[Tarefas escritas]
a: Segundo o texto sobre Loyle Carner, por que motivo o autor juntou sempre o nome dele aos de Tom Misch, Jordan Rakei e Alfa Mist? Responda em uma a três frases.
b: De acordo com o texto sobre Loyle Carner, o que ambicionava ele ser antes de a música chegar à sua vida?
c: Dê continuidade ao texto sobre Loyle Carner a partir do ponto em que termina.
___ Fonte
Gosto muito do meu amigo Loyle Carner
Por estas bandas, já falei bem de muita gente da música, entre eles o Tom Misch, o Jordan Rakei ou o Alfa Mist. A estes três, sobre quem falei muitas vezes e a quem falei a tanta gente, juntei sempre o nome do Loyle Carner. Não só por ter colaborado com todos eles, mas também por os ter conhecido mais ou menos na mesma altura. Porém, o Loyle Carner não é um artista de jazz ou de R&B, embora tenha muito de ambos. Ele é um rapper na verdadeira aceção da palavra, fazendo do seu percurso de vida um combustível gigante para a música que vem fazendo até agora, e é o único a quem não tinha dedicado um artigo.
Isto para dizer que gosto muito dele. Conheci-o ainda estava focado no Tom Misch e fui ter a “Water Baby”, mas também a “Nightgowns” e a “Karma” (música que não está nas plataformas de streaming, mas que é deliciosa). É no Soundcloud que habitam os primeiros passos de toda esta malta, que prenunciam a sua história. A do Loyle, ou Benjamin Gerard Coyle-Larner (sim, trocam-se as iniciais dos apelidos) começa no ano de 1994, nascendo ele a 6 de outubro no efervescente sul de Londres, capital de Inglaterra. Cresceu ao lado da sua mãe, professora de ensino especial, do seu padastro e do seu irmão, já que, ao seu pai, só conheceria bem mais tarde. Este que era de origem guianesa e que dá a ascendência negra ao artista, ascendência que viria a perfilhar e a explorar posteriormente. Assim, a negritude ficaria de parte na sua formação pessoal, deixando questões por responder quanto à sua raça.
Loyle Carner também nos chega por reconhecimento da dislexia e da perturbação de hiperatividade/défice de atenção (PHDA) pelos quais passou na sua infância. A música chegaria depois da morte do padrasto, sendo que, antes, ambicionava ser ator. Tudo começa em 2014, com o EP “A Little Late”, e com a sua presença em concertos, como os de MF Doom ou Nas. Em 2017, chega “Yesterday’s Gone”, o primeiro grande momento discográfico de Loyle, e que o coloca no mapa do hip hop britânico. Para lá de “Damselfly”, que conta com a ajuda de Tom Misch, há muitos outros grandes momentos, que junta o seu caminho ao dos amigos Kwes, produtor, e Rebel Kleff.
______
___ Dados fornecidos
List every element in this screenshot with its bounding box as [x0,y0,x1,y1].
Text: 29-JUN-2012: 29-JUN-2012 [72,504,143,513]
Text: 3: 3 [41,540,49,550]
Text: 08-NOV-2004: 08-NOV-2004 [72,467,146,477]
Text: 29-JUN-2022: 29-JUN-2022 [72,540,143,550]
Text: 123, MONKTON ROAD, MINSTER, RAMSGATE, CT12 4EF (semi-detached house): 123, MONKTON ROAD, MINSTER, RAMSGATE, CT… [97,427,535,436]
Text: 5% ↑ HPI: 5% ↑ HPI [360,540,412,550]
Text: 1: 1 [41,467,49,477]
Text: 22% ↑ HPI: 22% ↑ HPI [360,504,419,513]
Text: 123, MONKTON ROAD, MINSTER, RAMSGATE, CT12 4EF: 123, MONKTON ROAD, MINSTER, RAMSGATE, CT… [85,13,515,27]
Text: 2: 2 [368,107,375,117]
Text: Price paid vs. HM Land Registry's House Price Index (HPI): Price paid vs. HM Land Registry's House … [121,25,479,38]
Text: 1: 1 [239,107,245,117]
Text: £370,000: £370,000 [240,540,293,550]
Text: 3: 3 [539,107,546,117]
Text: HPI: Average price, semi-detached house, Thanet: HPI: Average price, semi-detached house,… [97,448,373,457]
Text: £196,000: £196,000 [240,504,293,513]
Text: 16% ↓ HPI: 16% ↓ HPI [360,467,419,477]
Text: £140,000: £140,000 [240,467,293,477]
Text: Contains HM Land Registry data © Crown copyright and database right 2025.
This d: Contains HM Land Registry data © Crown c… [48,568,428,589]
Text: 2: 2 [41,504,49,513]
______
[Resultados do exercício]
a: O autor juntou sempre o nome de Loyle Carner aos destes três artistas porque ele colaborou com todos eles. Além disso, o autor conheceu-os a todos mais ou menos na mesma altura.

b: Ambicionava ser ator.

c:
É um álbum que recebe as atenções da imprensa e que recolhe nomeações para prémios, à imagem do que traria ao público dois anos depois. Traz a continuidade em “Not Waving, But Drowning” – referência ao poema da lírica Stevie Smith -, mas uma continuidade em qualidade, com “Angel”, também ela com Misch, a chegar ao FIFA 20. Para além desta, traz Jordan Rakei para produzir e colaborar em “Ottolenghi” – a piscar o olho ao seu grande apreço por culinária e pelo seu projeto “Chilli Con Carner”, junto de crianças com PHDA -, para além de nomes como Sampha (“Desoleil (Brilliant Corners))”, Charlotte-Day Wilson (“Sail Away (Freestyle))” e até Jorja Smith (“Loose Ends”). Até aqui, Loyle Carner chega com leveza, com ligeireza, com estilo e com à vontade, fazendo acompanhá-los com uma musicalidade que o denuncia, revelando pontualmente alguma nostalgia, fruto do seu forte sentimentalismo.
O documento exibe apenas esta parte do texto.